§ What to produce
Write out every entry word for word.
══════
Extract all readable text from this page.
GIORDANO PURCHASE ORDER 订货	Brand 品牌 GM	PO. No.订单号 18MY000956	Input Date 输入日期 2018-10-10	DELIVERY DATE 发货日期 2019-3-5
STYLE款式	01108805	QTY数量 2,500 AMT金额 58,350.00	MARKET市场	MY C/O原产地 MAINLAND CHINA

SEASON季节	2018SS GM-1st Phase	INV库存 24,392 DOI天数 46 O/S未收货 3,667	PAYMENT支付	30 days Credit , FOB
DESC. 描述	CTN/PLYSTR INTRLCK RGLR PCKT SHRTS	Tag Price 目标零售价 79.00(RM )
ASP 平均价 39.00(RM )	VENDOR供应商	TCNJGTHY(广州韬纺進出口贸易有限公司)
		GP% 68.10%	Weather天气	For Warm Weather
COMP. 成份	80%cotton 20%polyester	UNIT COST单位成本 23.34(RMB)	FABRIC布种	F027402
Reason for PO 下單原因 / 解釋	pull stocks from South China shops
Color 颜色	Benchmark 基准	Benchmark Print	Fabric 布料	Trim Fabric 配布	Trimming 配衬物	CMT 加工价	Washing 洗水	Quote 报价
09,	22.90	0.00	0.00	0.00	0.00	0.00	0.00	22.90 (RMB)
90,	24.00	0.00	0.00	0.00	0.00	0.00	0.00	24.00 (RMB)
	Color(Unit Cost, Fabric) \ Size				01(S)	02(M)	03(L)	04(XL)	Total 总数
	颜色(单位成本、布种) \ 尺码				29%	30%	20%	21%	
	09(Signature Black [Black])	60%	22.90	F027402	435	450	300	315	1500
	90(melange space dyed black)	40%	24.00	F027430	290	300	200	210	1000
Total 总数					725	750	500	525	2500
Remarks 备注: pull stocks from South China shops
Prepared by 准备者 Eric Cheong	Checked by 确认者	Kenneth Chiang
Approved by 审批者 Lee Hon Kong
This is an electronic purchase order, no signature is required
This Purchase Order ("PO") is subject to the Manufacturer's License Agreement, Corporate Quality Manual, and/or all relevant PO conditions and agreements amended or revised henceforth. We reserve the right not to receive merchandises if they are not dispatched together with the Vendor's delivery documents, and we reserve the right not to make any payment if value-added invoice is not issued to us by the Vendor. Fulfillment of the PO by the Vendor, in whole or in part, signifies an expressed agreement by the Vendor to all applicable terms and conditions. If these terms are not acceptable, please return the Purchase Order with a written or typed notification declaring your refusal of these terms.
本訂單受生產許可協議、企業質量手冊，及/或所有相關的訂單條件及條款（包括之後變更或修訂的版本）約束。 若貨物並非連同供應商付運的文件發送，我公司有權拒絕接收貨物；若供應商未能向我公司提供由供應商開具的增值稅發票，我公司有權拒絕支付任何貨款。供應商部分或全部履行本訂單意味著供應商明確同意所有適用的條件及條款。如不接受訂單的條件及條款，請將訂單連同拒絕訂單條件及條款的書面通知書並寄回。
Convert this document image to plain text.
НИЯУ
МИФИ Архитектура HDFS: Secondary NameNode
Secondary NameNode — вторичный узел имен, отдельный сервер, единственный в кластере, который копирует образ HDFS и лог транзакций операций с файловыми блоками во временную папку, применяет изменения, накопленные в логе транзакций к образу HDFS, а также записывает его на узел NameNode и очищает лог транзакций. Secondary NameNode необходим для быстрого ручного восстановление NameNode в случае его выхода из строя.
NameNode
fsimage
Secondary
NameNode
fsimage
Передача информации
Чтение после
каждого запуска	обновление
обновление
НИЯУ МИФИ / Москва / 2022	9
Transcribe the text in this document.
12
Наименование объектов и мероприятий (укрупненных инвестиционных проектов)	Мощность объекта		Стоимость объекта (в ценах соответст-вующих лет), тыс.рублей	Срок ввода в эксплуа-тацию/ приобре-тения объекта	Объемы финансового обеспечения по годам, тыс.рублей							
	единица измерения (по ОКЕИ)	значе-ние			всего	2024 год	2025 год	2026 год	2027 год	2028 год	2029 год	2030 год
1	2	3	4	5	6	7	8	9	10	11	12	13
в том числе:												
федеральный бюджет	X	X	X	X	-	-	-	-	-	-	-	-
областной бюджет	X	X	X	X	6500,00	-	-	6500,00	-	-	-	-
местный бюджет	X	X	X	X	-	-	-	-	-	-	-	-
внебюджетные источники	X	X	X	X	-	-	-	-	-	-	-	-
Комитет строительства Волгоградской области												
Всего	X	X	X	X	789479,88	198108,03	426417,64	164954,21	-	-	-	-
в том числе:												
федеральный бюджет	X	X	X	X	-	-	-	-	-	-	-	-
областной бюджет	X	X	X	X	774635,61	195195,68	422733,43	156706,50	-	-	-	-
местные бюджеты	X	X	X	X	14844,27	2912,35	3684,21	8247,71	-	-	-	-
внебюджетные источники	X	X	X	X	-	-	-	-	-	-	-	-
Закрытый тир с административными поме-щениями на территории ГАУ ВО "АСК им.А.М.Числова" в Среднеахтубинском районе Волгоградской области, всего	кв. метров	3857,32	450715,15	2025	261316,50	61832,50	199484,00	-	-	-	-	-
══════
§ Result of this exercise
Extract all readable text from this page.
GIORDANO PURCHASE ORDER 订货	Brand 品牌 GM	PO. No.订单号 18MY000956	Input Date 输入日期 2018-10-10	DELIVERY DATE 发货日期 2019-3-5
STYLE款式	01108805	QTY数量 2,500 AMT金额 58,350.00	MARKET市场	MY C/O原产地 MAINLAND CHINA

SEASON季节	2018SS GM-1st Phase	INV库存 24,392 DOI天数 46 O/S未收货 3,667	PAYMENT支付	30 days Credit , FOB
DESC. 描述	CTN/PLYSTR INTRLCK RGLR PCKT SHRTS	Tag Price 目标零售价 79.00(RM )
ASP 平均价 39.00(RM )	VENDOR供应商	TCNJGTHY(广州韬纺進出口贸易有限公司)
		GP% 68.10%	Weather天气	For Warm Weather
COMP. 成份	80%cotton 20%polyester	UNIT COST单位成本 23.34(RMB)	FABRIC布种	F027402
Reason for PO 下單原因 / 解釋	pull stocks from South China shops
Color 颜色	Benchmark 基准	Benchmark Print	Fabric 布料	Trim Fabric 配布	Trimming 配衬物	CMT 加工价	Washing 洗水	Quote 报价
09,	22.90	0.00	0.00	0.00	0.00	0.00	0.00	22.90 (RMB)
90,	24.00	0.00	0.00	0.00	0.00	0.00	0.00	24.00 (RMB)
	Color(Unit Cost, Fabric) \ Size				01(S)	02(M)	03(L)	04(XL)	Total 总数
	颜色(单位成本、布种) \ 尺码				29%	30%	20%	21%	
	09(Signature Black [Black])	60%	22.90	F027402	435	450	300	315	1500
	90(melange space dyed black)	40%	24.00	F027430	290	300	200	210	1000
Total 总数					725	750	500	525	2500
Remarks 备注: pull stocks from South China shops
Prepared by 准备者 Eric Cheong	Checked by 确认者	Kenneth Chiang
Approved by 审批者 Lee Hon Kong
This is an electronic purchase order, no signature is required
This Purchase Order ("PO") is subject to the Manufacturer's License Agreement, Corporate Quality Manual, and/or all relevant PO conditions and agreements amended or revised henceforth. We reserve the right not to receive merchandises if they are not dispatched together with the Vendor's delivery documents, and we reserve the right not to make any payment if value-added invoice is not issued to us by the Vendor. Fulfillment of the PO by the Vendor, in whole or in part, signifies an expressed agreement by the Vendor to all applicable terms and conditions. If these terms are not acceptable, please return the Purchase Order with a written or typed notification declaring your refusal of these terms.
本訂單受生產許可協議、企業質量手冊，及/或所有相關的訂單條件及條款（包括之後變更或修訂的版本）約束。 若貨物並非連同供應商付運的文件發送，我公司有權拒絕接收貨物；若供應商未能向我公司提供由供應商開具的增值稅發票，我公司有權拒絕支付任何貨款。供應商部分或全部履行本訂單意味著供應商明確同意所有適用的條件及條款。如不接受訂單的條件及條款，請將訂單連同拒絕訂單條件及條款的書面通知書並寄回。
Convert this document image to plain text.
НИЯУ
МИФИ Архитектура HDFS: Secondary NameNode
Secondary NameNode — вторичный узел имен, отдельный сервер, единственный в кластере, который копирует образ HDFS и лог транзакций операций с файловыми блоками во временную папку, применяет изменения, накопленные в логе транзакций к образу HDFS, а также записывает его на узел NameNode и очищает лог транзакций. Secondary NameNode необходим для быстрого ручного восстановление NameNode в случае его выхода из строя.
NameNode
fsimage
Secondary
NameNode
fsimage
Передача информации
Чтение после
каждого запуска	обновление
обновление
НИЯУ МИФИ / Москва / 2022	9
Transcribe the text in this document.
12
Наименование объектов и мероприятий (укрупненных инвестиционных проектов)	Мощность объекта		Стоимость объекта (в ценах соответст-вующих лет), тыс.рублей	Срок ввода в эксплуа-тацию/ приобре-тения объекта	Объемы финансового обеспечения по годам, тыс.рублей							
	единица измерения (по ОКЕИ)	значе-ние			всего	2024 год	2025 год	2026 год	2027 год	2028 год	2029 год	2030 год
1	2	3	4	5	6	7	8	9	10	11	12	13
в том числе:												
федеральный бюджет	X	X	X	X	-	-	-	-	-	-	-	-
областной бюджет	X	X	X	X	6500,00	-	-	6500,00	-	-	-	-
местный бюджет	X	X	X	X	-	-	-	-	-	-	-	-
внебюджетные источники	X	X	X	X	-	-	-	-	-	-	-	-
Комитет строительства Волгоградской области												
Всего	X	X	X	X	789479,88	198108,03	426417,64	164954,21	-	-	-	-
в том числе:												
федеральный бюджет	X	X	X	X	-	-	-	-	-	-	-	-
областной бюджет	X	X	X	X	774635,61	195195,68	422733,43	156706,50	-	-	-	-
местные бюджеты	X	X	X	X	14844,27	2912,35	3684,21	8247,71	-	-	-	-
внебюджетные источники	X	X	X	X	-	-	-	-	-	-	-	-
Закрытый тир с административными поме-щениями на территории ГАУ ВО "АСК им.А.М.Числова" в Среднеахтубинском районе Волгоградской области, всего	кв. метров	3857,32	450715,15	2025	261316,50	61832,50	199484,00	-	-	-	-	-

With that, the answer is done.